(What this task involves): Omit the pictures, please, and give each record below again exactly.

————————

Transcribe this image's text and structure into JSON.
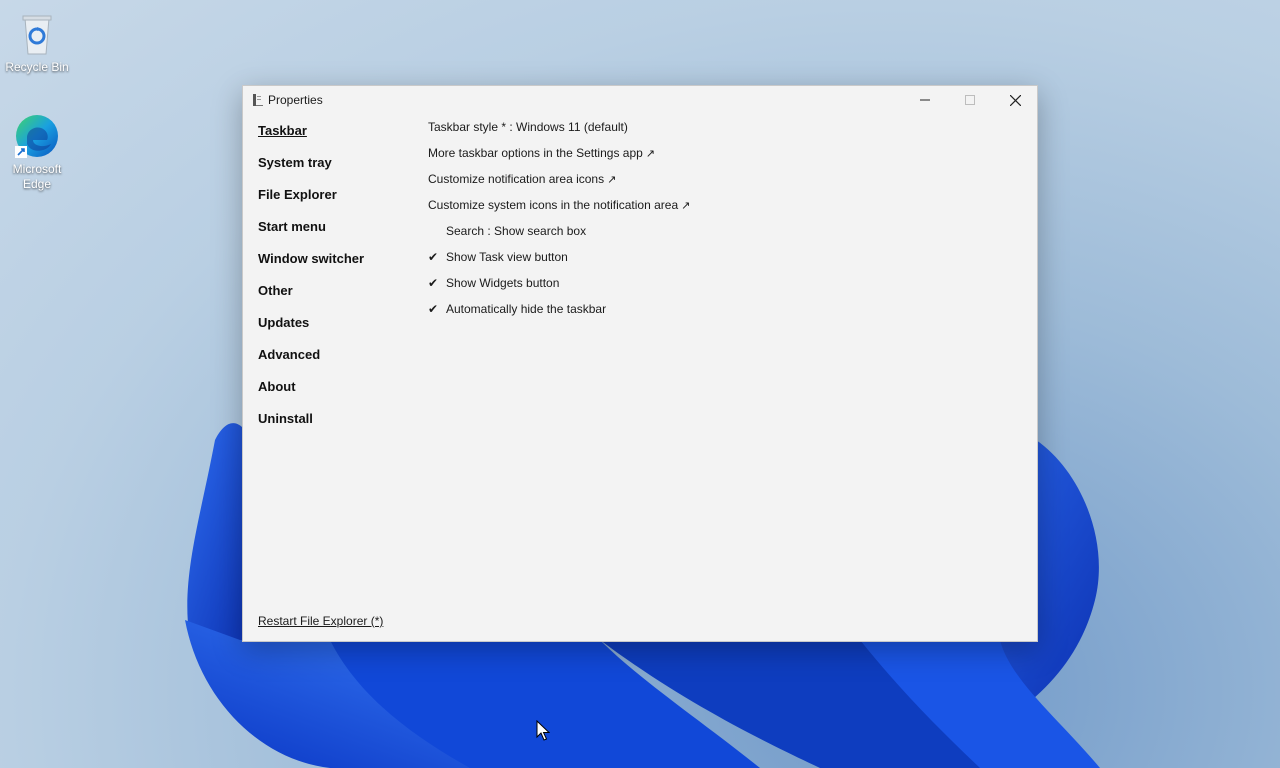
{
  "desktop": {
    "icons": [
      {
        "label": "Recycle Bin",
        "icon": "recycle-bin-icon"
      },
      {
        "label": "Microsoft Edge",
        "icon": "edge-icon"
      }
    ]
  },
  "window": {
    "title": "Properties",
    "controls": {
      "minimize": "minimize-icon",
      "maximize": "maximize-icon",
      "close": "close-icon"
    }
  },
  "nav": {
    "items": [
      {
        "label": "Taskbar",
        "active": true
      },
      {
        "label": "System tray"
      },
      {
        "label": "File Explorer"
      },
      {
        "label": "Start menu"
      },
      {
        "label": "Window switcher"
      },
      {
        "label": "Other"
      },
      {
        "label": "Updates"
      },
      {
        "label": "Advanced"
      },
      {
        "label": "About"
      },
      {
        "label": "Uninstall"
      }
    ]
  },
  "settings": {
    "taskbar_style": "Taskbar style * : Windows 11 (default)",
    "more_options": "More taskbar options in the Settings app",
    "notification_icons": "Customize notification area icons",
    "system_icons": "Customize system icons in the notification area",
    "external_arrow": "↗",
    "search": "Search : Show search box",
    "task_view": "Show Task view button",
    "widgets": "Show Widgets button",
    "auto_hide": "Automatically hide the taskbar",
    "check_mark": "✔"
  },
  "footer": {
    "restart_label": "Restart File Explorer (*)"
  }
}
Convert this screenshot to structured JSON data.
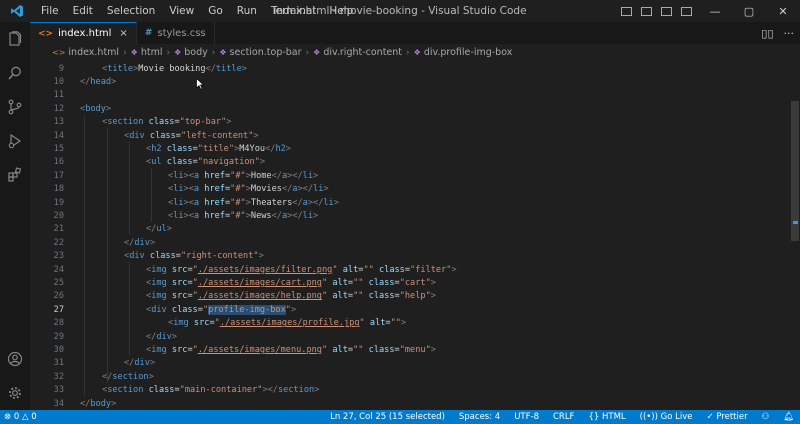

————————

(Result):
Transcribe this image's text and structure into JSON.
{
  "desktop": {
    "icons": [
      {
        "label": "Recycle Bin",
        "icon": "recycle-bin-icon"
      },
      {
        "label": "Microsoft Edge",
        "icon": "edge-icon"
      }
    ]
  },
  "window": {
    "title": "Properties",
    "controls": {
      "minimize": "minimize-icon",
      "maximize": "maximize-icon",
      "close": "close-icon"
    }
  },
  "nav": {
    "items": [
      {
        "label": "Taskbar",
        "active": true
      },
      {
        "label": "System tray"
      },
      {
        "label": "File Explorer"
      },
      {
        "label": "Start menu"
      },
      {
        "label": "Window switcher"
      },
      {
        "label": "Other"
      },
      {
        "label": "Updates"
      },
      {
        "label": "Advanced"
      },
      {
        "label": "About"
      },
      {
        "label": "Uninstall"
      }
    ]
  },
  "settings": {
    "taskbar_style": "Taskbar style * : Windows 11 (default)",
    "more_options": "More taskbar options in the Settings app",
    "notification_icons": "Customize notification area icons",
    "system_icons": "Customize system icons in the notification area",
    "external_arrow": "↗",
    "search": "Search : Show search box",
    "task_view": "Show Task view button",
    "widgets": "Show Widgets button",
    "auto_hide": "Automatically hide the taskbar",
    "check_mark": "✔"
  },
  "footer": {
    "restart_label": "Restart File Explorer (*)"
  }
}
Convert this screenshot to structured JSON data.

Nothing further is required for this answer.